● **Short problem**: Of all the lines in the material, how many include the word "system"? Give only the number.

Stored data
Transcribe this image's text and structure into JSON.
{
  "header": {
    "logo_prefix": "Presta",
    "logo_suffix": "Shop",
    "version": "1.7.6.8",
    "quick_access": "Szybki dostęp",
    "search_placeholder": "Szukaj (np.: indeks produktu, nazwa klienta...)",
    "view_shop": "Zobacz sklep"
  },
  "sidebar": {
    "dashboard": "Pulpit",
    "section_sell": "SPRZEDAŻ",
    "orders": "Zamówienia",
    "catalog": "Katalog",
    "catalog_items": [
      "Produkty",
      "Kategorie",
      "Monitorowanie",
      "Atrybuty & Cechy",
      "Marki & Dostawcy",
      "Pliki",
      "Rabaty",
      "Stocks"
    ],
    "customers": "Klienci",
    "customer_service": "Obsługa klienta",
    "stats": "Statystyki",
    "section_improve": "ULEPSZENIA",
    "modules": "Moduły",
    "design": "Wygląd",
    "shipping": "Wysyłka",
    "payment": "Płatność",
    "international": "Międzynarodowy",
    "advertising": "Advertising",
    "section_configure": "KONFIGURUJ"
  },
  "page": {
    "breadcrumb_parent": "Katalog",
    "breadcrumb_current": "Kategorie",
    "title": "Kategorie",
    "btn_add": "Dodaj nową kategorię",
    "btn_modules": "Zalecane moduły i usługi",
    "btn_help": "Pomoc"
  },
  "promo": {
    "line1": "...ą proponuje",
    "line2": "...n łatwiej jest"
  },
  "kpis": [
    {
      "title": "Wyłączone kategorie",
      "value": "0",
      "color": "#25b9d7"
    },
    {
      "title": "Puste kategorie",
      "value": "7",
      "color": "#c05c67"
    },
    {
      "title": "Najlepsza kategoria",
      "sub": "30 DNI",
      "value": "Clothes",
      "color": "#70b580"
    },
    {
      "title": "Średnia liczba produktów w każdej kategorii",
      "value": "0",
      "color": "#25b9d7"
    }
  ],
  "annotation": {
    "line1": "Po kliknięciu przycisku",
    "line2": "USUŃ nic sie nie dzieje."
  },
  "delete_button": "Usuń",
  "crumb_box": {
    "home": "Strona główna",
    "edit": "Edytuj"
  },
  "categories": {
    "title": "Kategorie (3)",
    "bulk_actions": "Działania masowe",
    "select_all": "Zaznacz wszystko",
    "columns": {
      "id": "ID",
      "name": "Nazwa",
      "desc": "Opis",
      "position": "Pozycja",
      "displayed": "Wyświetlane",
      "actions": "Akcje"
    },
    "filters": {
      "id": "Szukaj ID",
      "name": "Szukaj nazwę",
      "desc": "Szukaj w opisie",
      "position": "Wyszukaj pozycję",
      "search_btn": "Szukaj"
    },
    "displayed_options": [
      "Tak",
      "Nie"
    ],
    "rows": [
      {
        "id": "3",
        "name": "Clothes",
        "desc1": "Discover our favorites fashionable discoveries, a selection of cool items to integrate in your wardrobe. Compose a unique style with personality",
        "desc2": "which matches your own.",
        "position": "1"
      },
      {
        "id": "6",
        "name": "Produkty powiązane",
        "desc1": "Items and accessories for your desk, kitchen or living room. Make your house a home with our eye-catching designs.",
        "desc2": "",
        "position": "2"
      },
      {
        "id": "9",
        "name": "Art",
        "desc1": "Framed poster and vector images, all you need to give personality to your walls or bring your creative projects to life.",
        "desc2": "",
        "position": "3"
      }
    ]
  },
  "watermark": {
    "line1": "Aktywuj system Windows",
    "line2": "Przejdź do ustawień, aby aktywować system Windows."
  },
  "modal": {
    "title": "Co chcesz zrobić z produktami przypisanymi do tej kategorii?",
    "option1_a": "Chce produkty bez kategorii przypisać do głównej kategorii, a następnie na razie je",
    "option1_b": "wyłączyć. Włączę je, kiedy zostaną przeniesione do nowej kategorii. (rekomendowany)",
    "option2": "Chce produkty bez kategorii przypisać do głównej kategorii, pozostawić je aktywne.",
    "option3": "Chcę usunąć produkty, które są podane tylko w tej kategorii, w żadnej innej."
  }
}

● **Final result**: 2